Start of Provided passage

I Gave My Stepdaughter a Handmade Baby Quilt and She Was Furious—and Other Advice From the Week

I Gave My Stepdaughter a Handmade Baby Quilt and She Was Furious—and Other Advice From the Week

Care and Feeding

Catch up on our many advice columns from the past week.

Photo illustration by Slate. Photos by Getty Images Plus.

Slate publishes a lot of advice each week, so we’re pulling together a selection of our favorites. Here are a few of the most compelling questions from the week and links to hours of advice reading. This week: gifts gone wrong, teaching consent, and open relationships.

Dear Prudence

Quitting Quilts: I learned to quilt from my aunt, and I treasure every moment we had together doing it. My adult stepdaughter has always been very distant despite all of my efforts, so when she announced her pregnancy, I thought a baby quilt would be the perfect gift and I even contacted her mother-in-law to see if she had any old clothes from her son. Sadly, there had been a fire at her childhood home and it burned to the ground. My husband and his then-wife had to replace everything. I did include what I thought was her favorite animal since she has dozens of them as decor. I gave it to her at the baby shower and explained the meaning behind the work. Everyone there loved it and told me how thoughtful it was.

Well, a few weeks later, my stepdaughter sent me an email lambasting me for quilting. I went “behind her back” by contacting her mother-in-law, I had no sense of boundaries because I should have asked her if she even wanted a quilt from me, and I obviously don’t know her at all if I thought the animal I put on the quilt was her favorite. I was very hurt and apologized to her for the sake of my husband and asked for the quilt back. I ended up donating it to a church raffle. Then the worst happened: The baby was stillborn. My stepdaughter asked for the quilt back so the baby could be buried with it. When I told her it was gone, she exploded. It was so bad, I didn’t attend the funeral out of fear of provoking a scene.

End of Provided passage

§ **What you need to do**
**A.** From the quilt advice column, reproduce the text from "Quitting Quilts: I" to "thoughtful it was.".
**B.** In the quilt advice column, condense the paragraph beginning "Well, a few weeks later" into a bulleted list of its main facts.

Start of Data shown

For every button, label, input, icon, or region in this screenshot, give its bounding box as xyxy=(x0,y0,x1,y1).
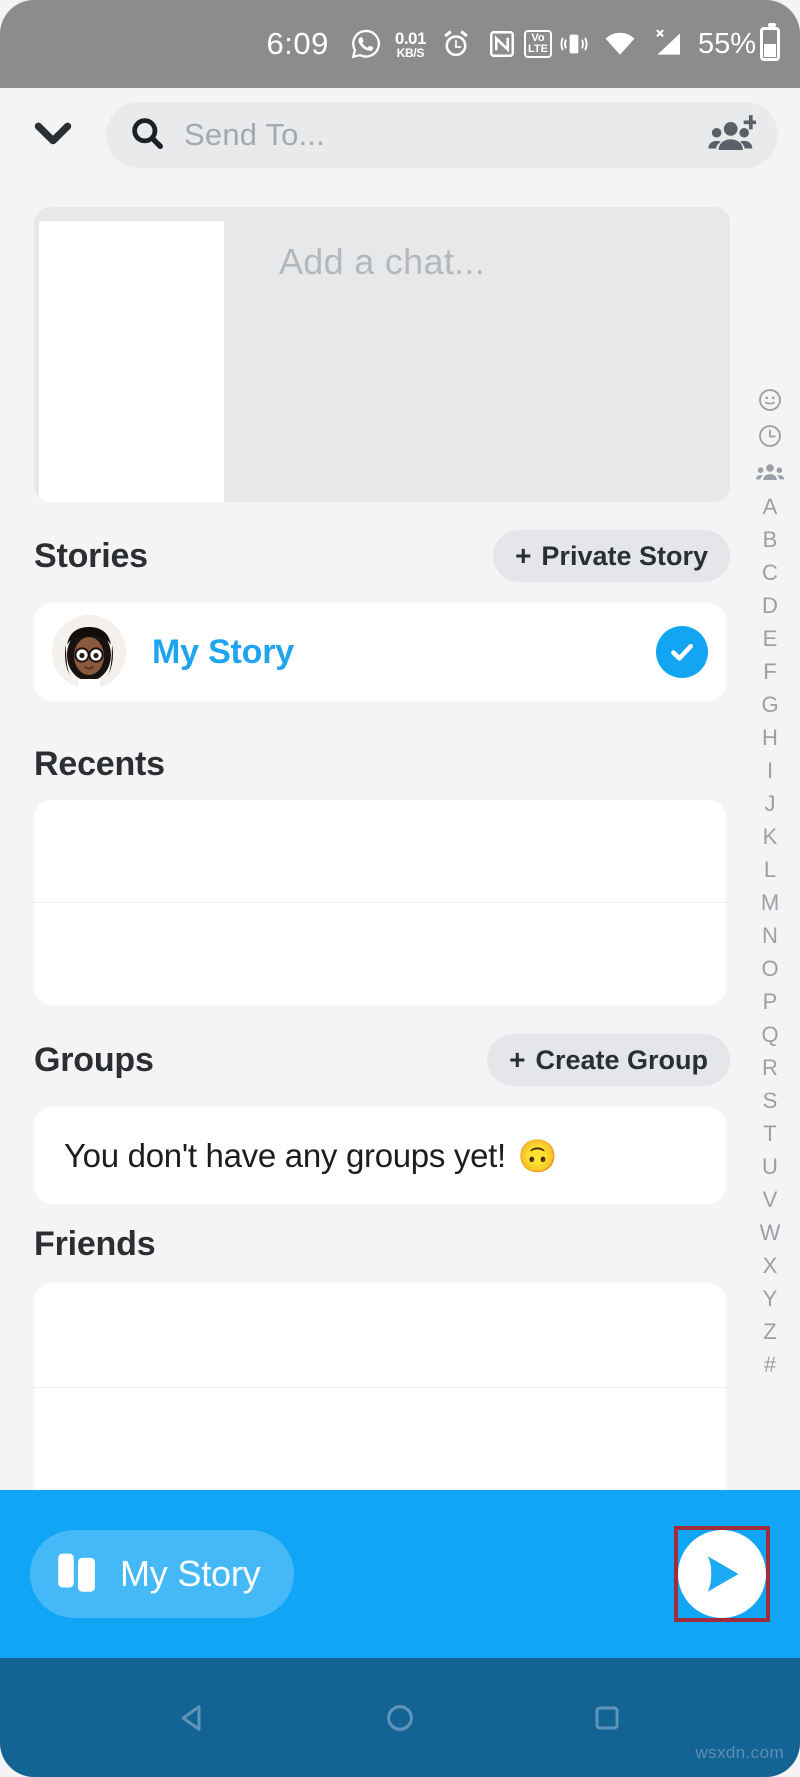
alpha-index-letter[interactable]: M xyxy=(746,886,794,919)
stories-title: Stories xyxy=(34,536,148,575)
nfc-icon xyxy=(487,29,517,59)
groups-section-header: Groups + Create Group xyxy=(34,1034,730,1086)
snapchat-send-to-screen: 6:09 0.01 KB/S Vo LTE 55% Send To... Add… xyxy=(0,0,800,1777)
alpha-index-letter[interactable]: Q xyxy=(746,1018,794,1051)
friends-title: Friends xyxy=(34,1225,156,1263)
nav-home-icon[interactable] xyxy=(365,1683,435,1753)
alarm-clock-icon xyxy=(439,27,473,61)
search-bar[interactable]: Send To... xyxy=(106,102,778,168)
groups-empty-text: You don't have any groups yet! xyxy=(64,1136,506,1174)
my-story-label: My Story xyxy=(152,632,294,671)
add-chat-placeholder[interactable]: Add a chat... xyxy=(279,241,485,283)
alpha-index-letter[interactable]: X xyxy=(746,1249,794,1282)
alpha-index-letter[interactable]: G xyxy=(746,688,794,721)
chat-thumbnail xyxy=(39,221,224,502)
groups-empty-card: You don't have any groups yet! 🙃 xyxy=(34,1107,726,1204)
nav-recents-icon[interactable] xyxy=(572,1683,642,1753)
my-story-chip[interactable]: My Story xyxy=(30,1530,295,1618)
alpha-index-letter[interactable]: Y xyxy=(746,1282,794,1315)
plus-icon: + xyxy=(509,1044,526,1075)
alpha-index-letter[interactable]: L xyxy=(746,853,794,886)
alpha-index-letter[interactable]: N xyxy=(746,919,794,952)
private-story-button[interactable]: + Private Story xyxy=(493,530,730,582)
vibrate-icon xyxy=(559,29,589,59)
my-story-chip-label: My Story xyxy=(120,1553,261,1594)
battery-percent-label: 55% xyxy=(697,27,756,60)
friends-list-card[interactable] xyxy=(34,1283,726,1515)
alpha-index-letter[interactable]: P xyxy=(746,985,794,1018)
check-circle-icon[interactable] xyxy=(656,626,708,678)
alpha-index-letter[interactable]: S xyxy=(746,1084,794,1117)
send-to-header: Send To... xyxy=(0,88,800,182)
plus-icon: + xyxy=(515,540,532,571)
clock-recent-icon[interactable] xyxy=(757,418,783,454)
alpha-index-letter[interactable]: U xyxy=(746,1150,794,1183)
android-nav-bar xyxy=(0,1658,800,1777)
alpha-index-letter[interactable]: D xyxy=(746,589,794,622)
alpha-index-letter[interactable]: # xyxy=(746,1348,794,1381)
alpha-index-letter[interactable]: J xyxy=(746,787,794,820)
alphabet-scroll-index[interactable]: A B C D E F G H I J K L M N O P Q R S T … xyxy=(746,382,794,1381)
alpha-index-letter[interactable]: K xyxy=(746,820,794,853)
signal-no-sim-icon xyxy=(651,27,685,61)
my-story-row[interactable]: My Story xyxy=(34,603,726,701)
alpha-index-letter[interactable]: B xyxy=(746,523,794,556)
alpha-index-letter[interactable]: O xyxy=(746,952,794,985)
groups-title: Groups xyxy=(34,1040,154,1079)
recents-list-card[interactable] xyxy=(34,800,726,1005)
volte-icon: Vo LTE xyxy=(523,30,552,58)
alpha-index-letter[interactable]: C xyxy=(746,556,794,589)
status-time: 6:09 xyxy=(266,26,329,61)
add-chat-card[interactable]: Add a chat... xyxy=(34,207,730,502)
whatsapp-icon xyxy=(350,28,382,60)
create-group-label: Create Group xyxy=(535,1044,708,1075)
alpha-index-letter[interactable]: V xyxy=(746,1183,794,1216)
friends-section-header: Friends xyxy=(34,1225,730,1264)
alpha-index-letter[interactable]: Z xyxy=(746,1315,794,1348)
recents-title: Recents xyxy=(34,745,165,783)
stories-section-header: Stories + Private Story xyxy=(34,530,730,582)
alpha-index-letter[interactable]: W xyxy=(746,1216,794,1249)
watermark: wsxdn.com xyxy=(695,1743,784,1762)
network-speed-indicator: 0.01 KB/S xyxy=(394,28,427,60)
alpha-index-letter[interactable]: A xyxy=(746,490,794,523)
alpha-index-letter[interactable]: T xyxy=(746,1117,794,1150)
story-cards-icon xyxy=(56,1548,100,1601)
list-divider xyxy=(34,902,726,903)
alpha-index-letter[interactable]: H xyxy=(746,721,794,754)
groups-icon[interactable] xyxy=(756,454,784,490)
recents-section-header: Recents xyxy=(34,745,730,784)
alpha-index-letter[interactable]: F xyxy=(746,655,794,688)
wifi-icon xyxy=(603,27,637,61)
add-friends-icon[interactable] xyxy=(708,113,756,157)
bitmoji-avatar xyxy=(52,615,126,689)
alpha-index-letter[interactable]: R xyxy=(746,1051,794,1084)
send-bar: My Story xyxy=(0,1490,800,1658)
list-divider xyxy=(34,1387,726,1388)
status-bar: 6:09 0.01 KB/S Vo LTE 55% xyxy=(0,0,800,88)
alpha-index-letter[interactable]: I xyxy=(746,754,794,787)
private-story-label: Private Story xyxy=(541,540,708,571)
collapse-chevron-button[interactable] xyxy=(22,104,84,166)
battery-icon xyxy=(760,23,780,61)
emoji-smiley-icon[interactable] xyxy=(757,382,783,418)
nav-back-icon[interactable] xyxy=(158,1683,228,1753)
send-button[interactable] xyxy=(674,1526,770,1622)
create-group-button[interactable]: + Create Group xyxy=(487,1034,730,1086)
search-icon xyxy=(128,114,166,157)
search-input[interactable]: Send To... xyxy=(184,117,708,153)
alpha-index-letter[interactable]: E xyxy=(746,622,794,655)
send-arrow-icon xyxy=(678,1530,766,1618)
chevron-down-icon xyxy=(26,106,80,165)
upside-down-face-emoji: 🙃 xyxy=(517,1137,558,1174)
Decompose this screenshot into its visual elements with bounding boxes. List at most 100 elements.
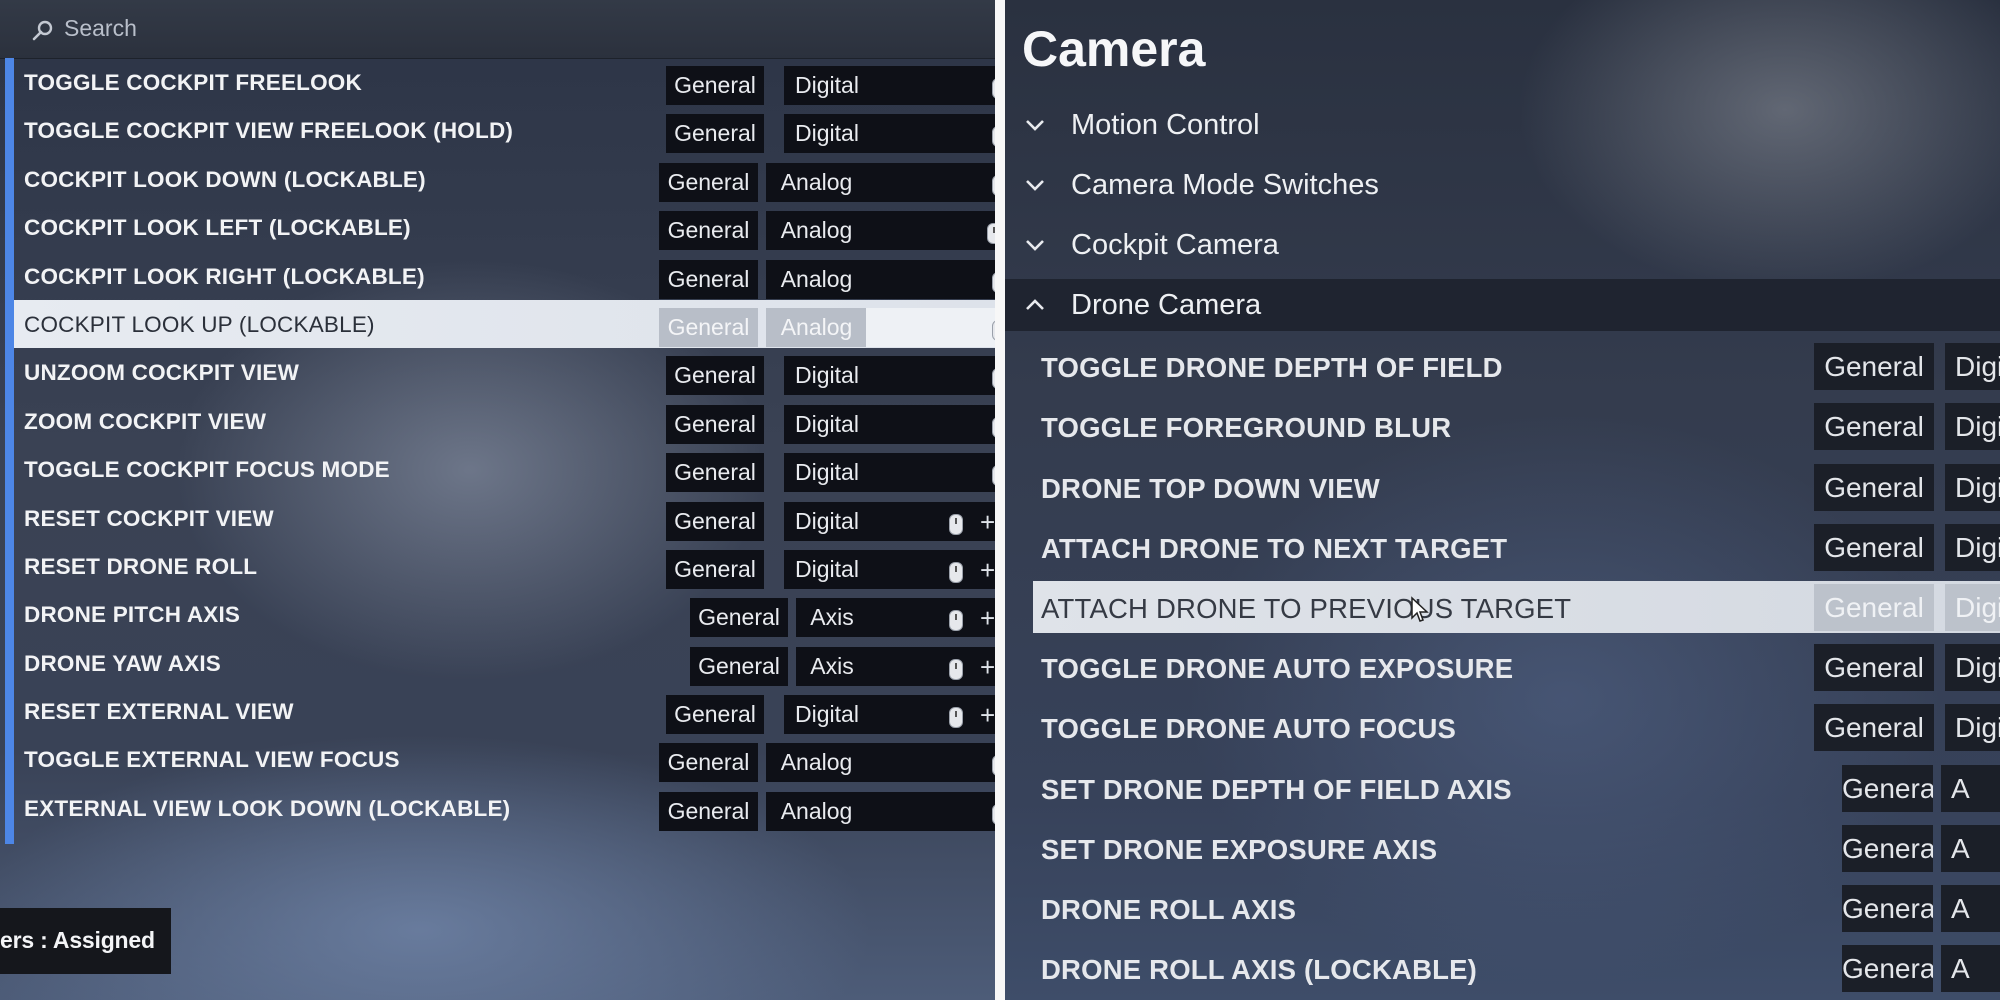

End of Data shown

§ **Completed exercise**
**A.**
Quitting Quilts: I learned to quilt from my aunt, and I treasure every moment we had together doing it. My adult stepdaughter has always been very distant despite all of my efforts, so when she announced her pregnancy, I thought a baby quilt would be the perfect gift and I even contacted her mother-in-law to see if she had any old clothes from her son. Sadly, there had been a fire at her childhood home and it burned to the ground. My husband and his then-wife had to replace everything. I did include what I thought was her favorite animal since she has dozens of them as decor. I gave it to her at the baby shower and explained the meaning behind the work. Everyone there loved it and told me how thoughtful it was.

**B.**
- A few weeks after the shower, the stepdaughter emailed the writer, criticizing the quilt.
- She said the writer went "behind her back" by contacting her mother-in-law, ignored boundaries by not asking whether she wanted a quilt, and didn't know her, since the animal on it wasn't her favorite.
- Hurt, the writer apologized for the husband's sake, asked for the quilt back, and donated it to a church raffle.
- The baby was then stillborn, and the stepdaughter asked for the quilt back so the baby could be buried with it.
- When told it was gone, she exploded, and the writer skipped the funeral for fear of provoking a scene.